__Challenge__
Find the lines below that contain the word "take" and count them. Only the number should be given.

--- start of Material ---

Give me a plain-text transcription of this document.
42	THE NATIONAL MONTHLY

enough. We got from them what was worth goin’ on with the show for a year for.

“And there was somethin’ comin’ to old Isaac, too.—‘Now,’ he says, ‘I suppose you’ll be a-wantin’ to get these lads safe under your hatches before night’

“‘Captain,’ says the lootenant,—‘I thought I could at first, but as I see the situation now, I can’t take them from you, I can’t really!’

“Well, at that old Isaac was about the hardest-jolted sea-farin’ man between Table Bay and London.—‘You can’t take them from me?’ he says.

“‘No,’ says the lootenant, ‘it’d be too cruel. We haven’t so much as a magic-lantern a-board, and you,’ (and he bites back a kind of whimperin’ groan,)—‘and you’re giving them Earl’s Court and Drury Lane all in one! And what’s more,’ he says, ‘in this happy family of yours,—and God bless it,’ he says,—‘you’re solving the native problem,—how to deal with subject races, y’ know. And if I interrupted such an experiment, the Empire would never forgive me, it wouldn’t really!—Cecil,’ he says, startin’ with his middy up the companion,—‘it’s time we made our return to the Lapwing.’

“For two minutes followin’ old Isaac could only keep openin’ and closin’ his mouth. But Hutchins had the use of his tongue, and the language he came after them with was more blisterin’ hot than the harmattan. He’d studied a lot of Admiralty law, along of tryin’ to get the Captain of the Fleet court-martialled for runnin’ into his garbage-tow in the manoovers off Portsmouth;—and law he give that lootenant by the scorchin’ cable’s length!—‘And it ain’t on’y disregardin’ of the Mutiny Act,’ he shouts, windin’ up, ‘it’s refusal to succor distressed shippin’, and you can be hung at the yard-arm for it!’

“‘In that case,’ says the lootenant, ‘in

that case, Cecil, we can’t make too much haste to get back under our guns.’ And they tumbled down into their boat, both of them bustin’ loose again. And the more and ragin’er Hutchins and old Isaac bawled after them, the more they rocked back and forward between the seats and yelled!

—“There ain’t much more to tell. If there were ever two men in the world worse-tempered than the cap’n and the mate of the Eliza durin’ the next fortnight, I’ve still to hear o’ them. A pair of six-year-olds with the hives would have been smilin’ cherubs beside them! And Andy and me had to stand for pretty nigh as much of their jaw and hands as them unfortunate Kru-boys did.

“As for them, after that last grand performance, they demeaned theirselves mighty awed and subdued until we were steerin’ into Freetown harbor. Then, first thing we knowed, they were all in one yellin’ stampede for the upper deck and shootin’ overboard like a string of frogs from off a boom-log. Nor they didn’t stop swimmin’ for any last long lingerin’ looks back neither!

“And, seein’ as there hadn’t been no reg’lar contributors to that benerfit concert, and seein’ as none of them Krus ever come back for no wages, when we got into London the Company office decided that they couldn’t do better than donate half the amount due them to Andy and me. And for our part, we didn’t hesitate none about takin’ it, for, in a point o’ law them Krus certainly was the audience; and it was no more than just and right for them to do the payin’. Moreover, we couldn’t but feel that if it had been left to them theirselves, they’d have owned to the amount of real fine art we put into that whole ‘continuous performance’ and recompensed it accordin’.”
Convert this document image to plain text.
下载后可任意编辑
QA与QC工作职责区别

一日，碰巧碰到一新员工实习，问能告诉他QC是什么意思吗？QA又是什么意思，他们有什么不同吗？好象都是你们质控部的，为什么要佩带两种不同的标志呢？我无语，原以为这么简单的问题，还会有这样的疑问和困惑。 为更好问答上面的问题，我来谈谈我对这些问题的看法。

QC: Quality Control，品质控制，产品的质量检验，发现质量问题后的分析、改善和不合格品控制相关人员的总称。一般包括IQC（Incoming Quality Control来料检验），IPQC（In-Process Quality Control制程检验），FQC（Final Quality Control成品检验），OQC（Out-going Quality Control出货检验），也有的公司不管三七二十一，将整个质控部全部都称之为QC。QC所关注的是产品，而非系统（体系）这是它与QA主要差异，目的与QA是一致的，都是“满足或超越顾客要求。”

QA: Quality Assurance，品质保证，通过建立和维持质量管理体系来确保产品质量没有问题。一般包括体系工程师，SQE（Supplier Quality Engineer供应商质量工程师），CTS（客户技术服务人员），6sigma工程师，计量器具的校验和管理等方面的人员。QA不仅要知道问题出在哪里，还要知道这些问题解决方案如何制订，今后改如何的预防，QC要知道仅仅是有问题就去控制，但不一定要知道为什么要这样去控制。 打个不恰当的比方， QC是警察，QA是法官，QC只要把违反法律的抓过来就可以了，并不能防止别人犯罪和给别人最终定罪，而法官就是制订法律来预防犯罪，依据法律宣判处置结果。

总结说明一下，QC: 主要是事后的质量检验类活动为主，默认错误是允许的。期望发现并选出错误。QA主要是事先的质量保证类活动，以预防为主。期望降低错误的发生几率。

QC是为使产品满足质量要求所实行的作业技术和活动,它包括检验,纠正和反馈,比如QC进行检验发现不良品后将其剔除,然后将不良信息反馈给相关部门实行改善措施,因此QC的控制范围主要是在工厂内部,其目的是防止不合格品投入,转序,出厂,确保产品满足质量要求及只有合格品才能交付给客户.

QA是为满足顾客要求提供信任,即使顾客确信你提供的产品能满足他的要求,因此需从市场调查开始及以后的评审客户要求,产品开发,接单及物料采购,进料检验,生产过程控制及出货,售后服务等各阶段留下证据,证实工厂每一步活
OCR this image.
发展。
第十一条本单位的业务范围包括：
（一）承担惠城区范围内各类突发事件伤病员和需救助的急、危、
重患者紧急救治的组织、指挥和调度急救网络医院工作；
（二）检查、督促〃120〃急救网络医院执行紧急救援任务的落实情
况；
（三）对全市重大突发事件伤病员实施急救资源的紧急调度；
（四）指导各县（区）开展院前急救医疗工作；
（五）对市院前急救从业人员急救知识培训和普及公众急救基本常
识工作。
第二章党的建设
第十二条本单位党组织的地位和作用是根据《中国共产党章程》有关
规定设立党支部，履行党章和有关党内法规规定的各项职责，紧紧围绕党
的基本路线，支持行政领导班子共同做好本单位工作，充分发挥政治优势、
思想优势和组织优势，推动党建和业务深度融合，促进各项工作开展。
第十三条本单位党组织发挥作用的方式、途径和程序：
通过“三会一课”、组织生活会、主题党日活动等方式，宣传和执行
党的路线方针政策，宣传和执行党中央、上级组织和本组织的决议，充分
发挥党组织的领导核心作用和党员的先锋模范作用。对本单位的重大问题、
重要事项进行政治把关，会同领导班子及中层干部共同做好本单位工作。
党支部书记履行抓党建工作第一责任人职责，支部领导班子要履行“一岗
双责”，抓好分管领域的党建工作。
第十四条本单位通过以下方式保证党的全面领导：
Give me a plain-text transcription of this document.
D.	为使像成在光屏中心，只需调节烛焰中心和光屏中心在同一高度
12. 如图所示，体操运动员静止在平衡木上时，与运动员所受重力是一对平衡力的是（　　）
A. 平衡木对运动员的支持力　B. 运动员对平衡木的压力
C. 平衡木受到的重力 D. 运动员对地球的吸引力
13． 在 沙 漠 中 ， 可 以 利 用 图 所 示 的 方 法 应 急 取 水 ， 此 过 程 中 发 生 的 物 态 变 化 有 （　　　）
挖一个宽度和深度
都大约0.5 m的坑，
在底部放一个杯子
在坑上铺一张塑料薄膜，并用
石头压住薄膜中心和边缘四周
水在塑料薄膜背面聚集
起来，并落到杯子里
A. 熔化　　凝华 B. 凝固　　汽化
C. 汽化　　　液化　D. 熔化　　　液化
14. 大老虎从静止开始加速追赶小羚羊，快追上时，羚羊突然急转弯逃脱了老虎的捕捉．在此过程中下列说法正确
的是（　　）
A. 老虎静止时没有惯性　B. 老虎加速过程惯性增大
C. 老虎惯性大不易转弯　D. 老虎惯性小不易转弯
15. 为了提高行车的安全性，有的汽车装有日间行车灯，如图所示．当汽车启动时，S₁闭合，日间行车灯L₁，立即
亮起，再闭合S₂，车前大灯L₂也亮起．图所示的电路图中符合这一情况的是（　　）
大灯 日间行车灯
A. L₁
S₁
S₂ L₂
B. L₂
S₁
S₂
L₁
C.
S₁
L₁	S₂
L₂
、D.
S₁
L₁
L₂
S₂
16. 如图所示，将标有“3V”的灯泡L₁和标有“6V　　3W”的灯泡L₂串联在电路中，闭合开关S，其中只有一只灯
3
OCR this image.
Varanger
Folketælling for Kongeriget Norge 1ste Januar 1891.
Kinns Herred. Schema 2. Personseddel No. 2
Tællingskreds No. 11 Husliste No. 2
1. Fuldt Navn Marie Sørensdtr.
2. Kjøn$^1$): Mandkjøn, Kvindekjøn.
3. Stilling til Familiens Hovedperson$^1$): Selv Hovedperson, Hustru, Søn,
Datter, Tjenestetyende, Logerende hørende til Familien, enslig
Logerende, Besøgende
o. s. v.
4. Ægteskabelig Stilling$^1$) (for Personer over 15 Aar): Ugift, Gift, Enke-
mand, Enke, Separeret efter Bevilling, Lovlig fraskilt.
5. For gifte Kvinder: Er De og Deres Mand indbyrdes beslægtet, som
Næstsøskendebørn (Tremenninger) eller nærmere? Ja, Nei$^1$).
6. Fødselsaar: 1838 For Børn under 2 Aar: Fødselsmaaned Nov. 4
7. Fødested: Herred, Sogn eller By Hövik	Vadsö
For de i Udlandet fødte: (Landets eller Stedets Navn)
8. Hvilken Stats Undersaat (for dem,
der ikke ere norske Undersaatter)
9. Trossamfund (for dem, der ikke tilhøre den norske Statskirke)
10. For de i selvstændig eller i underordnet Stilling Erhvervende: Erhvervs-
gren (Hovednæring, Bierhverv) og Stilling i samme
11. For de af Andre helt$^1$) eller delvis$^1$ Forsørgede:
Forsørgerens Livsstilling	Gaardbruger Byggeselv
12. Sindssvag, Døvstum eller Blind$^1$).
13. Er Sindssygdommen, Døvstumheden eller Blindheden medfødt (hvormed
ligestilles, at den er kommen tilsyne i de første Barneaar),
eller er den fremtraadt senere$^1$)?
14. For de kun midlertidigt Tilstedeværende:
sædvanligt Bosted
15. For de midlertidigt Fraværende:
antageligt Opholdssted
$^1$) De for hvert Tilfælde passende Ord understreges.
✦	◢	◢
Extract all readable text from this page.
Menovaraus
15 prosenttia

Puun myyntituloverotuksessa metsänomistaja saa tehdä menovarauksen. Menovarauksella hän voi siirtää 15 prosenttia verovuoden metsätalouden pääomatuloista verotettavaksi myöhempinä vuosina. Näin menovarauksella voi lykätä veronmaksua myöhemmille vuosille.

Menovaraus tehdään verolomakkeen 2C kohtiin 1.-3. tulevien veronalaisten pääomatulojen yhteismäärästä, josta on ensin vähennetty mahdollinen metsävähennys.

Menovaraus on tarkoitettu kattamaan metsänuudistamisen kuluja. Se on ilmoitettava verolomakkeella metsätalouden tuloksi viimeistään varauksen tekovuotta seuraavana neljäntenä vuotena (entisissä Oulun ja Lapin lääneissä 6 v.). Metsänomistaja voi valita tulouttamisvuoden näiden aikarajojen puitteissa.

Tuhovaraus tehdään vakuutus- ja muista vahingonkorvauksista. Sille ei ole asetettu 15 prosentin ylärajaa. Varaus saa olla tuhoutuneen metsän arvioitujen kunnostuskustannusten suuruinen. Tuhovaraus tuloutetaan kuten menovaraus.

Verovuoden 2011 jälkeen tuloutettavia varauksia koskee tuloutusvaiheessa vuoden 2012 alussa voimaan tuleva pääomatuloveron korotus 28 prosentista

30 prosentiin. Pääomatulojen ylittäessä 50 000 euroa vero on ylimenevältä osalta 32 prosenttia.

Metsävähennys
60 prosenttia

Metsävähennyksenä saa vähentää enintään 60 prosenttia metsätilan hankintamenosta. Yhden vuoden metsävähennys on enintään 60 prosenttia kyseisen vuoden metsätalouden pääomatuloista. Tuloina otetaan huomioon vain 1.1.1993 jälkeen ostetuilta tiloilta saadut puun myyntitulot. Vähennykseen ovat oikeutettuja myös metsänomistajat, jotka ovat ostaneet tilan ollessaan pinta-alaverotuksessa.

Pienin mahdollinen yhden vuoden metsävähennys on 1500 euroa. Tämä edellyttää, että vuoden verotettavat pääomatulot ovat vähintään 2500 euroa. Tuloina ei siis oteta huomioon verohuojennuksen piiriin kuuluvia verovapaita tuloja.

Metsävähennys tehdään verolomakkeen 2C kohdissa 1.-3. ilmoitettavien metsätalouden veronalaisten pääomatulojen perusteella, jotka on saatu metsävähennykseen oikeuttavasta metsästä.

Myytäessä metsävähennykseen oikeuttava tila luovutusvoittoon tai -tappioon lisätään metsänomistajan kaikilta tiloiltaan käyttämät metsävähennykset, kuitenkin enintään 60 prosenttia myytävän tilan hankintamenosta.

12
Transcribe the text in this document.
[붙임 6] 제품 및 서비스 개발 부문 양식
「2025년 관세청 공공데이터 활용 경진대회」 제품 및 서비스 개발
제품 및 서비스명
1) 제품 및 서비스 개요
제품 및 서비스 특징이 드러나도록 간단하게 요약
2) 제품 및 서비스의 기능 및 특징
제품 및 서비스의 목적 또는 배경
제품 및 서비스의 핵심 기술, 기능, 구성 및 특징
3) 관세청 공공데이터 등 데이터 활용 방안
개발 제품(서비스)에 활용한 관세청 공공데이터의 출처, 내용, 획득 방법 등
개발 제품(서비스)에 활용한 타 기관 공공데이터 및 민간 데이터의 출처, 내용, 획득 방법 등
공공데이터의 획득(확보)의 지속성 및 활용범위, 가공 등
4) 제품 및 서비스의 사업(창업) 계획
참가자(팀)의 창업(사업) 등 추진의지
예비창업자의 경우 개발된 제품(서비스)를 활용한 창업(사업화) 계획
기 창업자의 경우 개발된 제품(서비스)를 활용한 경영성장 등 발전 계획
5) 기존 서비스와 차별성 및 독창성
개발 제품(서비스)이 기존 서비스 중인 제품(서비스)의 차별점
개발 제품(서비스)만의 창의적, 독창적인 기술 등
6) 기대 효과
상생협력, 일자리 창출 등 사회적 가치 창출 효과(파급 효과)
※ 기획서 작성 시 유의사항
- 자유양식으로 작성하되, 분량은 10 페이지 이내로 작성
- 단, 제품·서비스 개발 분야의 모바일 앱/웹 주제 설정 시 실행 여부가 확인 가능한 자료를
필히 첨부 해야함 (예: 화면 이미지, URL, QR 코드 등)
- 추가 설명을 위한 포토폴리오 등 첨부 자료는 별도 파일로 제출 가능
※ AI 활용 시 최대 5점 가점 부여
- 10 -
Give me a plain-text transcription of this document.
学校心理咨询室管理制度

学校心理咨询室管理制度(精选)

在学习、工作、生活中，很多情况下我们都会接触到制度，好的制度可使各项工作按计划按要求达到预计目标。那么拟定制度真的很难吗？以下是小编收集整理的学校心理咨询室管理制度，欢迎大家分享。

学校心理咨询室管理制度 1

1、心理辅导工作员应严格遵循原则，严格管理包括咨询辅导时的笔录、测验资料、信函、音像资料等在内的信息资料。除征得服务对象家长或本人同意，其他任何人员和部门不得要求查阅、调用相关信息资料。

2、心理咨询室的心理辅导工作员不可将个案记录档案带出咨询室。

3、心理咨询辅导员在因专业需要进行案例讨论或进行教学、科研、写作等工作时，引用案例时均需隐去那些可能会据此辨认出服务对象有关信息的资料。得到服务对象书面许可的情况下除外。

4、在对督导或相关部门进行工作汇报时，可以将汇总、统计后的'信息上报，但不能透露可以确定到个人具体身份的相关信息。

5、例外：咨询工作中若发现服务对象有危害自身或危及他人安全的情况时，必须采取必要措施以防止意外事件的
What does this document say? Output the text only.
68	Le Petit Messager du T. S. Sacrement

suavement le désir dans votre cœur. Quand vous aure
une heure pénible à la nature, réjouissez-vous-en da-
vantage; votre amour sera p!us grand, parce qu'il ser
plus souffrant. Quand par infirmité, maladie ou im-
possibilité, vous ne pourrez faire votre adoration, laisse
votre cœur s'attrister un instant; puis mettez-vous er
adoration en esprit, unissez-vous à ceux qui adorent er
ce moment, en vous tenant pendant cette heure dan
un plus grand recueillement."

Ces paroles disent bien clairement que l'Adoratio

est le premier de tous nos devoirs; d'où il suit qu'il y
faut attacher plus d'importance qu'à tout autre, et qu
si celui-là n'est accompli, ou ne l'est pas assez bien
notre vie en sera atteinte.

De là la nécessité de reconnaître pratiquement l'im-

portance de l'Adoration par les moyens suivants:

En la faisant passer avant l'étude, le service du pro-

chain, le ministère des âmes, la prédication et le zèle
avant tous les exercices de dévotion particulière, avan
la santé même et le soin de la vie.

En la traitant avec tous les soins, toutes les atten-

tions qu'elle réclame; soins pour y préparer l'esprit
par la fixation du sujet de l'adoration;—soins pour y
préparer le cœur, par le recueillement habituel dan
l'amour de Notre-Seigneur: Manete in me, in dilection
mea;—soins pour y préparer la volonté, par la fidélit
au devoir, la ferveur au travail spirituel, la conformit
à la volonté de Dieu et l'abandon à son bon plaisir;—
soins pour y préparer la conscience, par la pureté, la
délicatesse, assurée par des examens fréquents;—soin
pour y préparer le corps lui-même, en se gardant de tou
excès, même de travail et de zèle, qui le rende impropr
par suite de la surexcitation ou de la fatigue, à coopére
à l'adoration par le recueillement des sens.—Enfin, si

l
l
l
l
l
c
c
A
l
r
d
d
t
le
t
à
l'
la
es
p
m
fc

--- end of Material ---

__Solved exercise__
2